# Stored records
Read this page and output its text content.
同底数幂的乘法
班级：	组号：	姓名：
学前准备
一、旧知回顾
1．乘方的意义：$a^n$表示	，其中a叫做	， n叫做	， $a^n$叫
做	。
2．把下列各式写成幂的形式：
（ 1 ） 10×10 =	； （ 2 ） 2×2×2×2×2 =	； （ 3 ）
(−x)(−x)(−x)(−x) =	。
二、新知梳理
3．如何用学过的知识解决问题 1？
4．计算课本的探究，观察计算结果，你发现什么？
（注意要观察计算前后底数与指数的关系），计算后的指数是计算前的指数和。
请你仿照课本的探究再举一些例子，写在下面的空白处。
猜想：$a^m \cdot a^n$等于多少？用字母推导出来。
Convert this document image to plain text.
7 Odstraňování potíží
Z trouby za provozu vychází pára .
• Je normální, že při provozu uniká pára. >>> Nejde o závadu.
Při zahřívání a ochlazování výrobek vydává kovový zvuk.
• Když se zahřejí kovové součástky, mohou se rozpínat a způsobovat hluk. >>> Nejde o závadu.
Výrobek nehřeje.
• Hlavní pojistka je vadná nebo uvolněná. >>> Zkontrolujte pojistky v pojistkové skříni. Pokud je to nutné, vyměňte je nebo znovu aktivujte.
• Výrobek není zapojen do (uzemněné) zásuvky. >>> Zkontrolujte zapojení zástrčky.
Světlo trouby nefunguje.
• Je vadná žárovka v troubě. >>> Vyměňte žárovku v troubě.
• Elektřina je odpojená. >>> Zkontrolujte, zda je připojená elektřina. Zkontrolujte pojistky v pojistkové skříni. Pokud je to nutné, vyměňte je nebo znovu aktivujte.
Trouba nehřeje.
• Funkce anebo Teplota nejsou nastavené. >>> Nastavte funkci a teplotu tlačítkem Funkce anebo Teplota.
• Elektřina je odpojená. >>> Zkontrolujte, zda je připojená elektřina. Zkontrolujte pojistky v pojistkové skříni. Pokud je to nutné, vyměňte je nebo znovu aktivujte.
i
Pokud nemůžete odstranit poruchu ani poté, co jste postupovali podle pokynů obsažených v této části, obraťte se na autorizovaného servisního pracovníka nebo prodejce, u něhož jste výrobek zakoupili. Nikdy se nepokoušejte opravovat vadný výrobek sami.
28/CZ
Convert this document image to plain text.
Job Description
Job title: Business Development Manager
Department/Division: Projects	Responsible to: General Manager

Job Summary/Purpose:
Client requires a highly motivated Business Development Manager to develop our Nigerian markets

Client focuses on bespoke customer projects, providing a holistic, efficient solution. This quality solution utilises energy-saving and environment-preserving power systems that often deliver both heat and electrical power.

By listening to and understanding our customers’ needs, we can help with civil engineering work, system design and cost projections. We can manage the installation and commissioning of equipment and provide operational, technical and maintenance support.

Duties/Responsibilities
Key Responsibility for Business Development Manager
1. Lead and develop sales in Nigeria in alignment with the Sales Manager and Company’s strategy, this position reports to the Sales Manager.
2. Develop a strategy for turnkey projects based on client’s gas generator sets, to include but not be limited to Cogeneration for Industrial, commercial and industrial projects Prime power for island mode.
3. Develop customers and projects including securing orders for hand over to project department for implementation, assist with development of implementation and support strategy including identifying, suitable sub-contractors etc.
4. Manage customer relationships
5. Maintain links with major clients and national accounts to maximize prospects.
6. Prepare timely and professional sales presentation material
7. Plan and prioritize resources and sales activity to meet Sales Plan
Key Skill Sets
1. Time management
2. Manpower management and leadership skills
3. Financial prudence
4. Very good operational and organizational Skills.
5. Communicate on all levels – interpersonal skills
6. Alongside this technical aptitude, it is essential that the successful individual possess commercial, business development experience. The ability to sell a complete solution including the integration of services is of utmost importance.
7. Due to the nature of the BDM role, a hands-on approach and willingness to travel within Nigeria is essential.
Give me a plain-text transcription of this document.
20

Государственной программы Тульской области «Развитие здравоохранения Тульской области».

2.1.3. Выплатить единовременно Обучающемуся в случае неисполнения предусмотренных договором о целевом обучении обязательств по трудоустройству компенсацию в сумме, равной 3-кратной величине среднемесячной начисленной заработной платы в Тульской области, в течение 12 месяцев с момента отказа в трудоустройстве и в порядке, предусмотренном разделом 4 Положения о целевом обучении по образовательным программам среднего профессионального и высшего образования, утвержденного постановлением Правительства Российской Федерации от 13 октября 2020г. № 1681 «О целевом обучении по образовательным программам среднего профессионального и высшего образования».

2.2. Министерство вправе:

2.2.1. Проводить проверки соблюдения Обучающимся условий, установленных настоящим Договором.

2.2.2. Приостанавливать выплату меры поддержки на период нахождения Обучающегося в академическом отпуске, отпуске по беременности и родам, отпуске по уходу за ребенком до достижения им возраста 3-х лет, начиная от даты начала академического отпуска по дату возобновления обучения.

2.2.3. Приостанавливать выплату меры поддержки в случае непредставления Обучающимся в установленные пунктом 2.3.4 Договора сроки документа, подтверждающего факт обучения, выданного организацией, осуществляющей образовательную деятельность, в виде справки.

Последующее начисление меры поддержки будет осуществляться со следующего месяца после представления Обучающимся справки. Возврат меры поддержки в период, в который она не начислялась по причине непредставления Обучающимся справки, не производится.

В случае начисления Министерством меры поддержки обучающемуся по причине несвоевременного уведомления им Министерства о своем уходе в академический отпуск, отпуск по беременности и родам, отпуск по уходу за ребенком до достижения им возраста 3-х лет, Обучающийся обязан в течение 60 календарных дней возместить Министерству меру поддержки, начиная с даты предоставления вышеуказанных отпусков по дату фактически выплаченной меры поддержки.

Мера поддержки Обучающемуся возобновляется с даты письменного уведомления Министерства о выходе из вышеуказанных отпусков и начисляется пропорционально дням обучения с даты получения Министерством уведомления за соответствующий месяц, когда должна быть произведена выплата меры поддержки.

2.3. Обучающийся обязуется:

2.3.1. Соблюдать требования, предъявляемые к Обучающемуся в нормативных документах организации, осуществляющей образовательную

# The request
State how many lines above include the word "Тульской", and nothing more.

# Solution for this task
2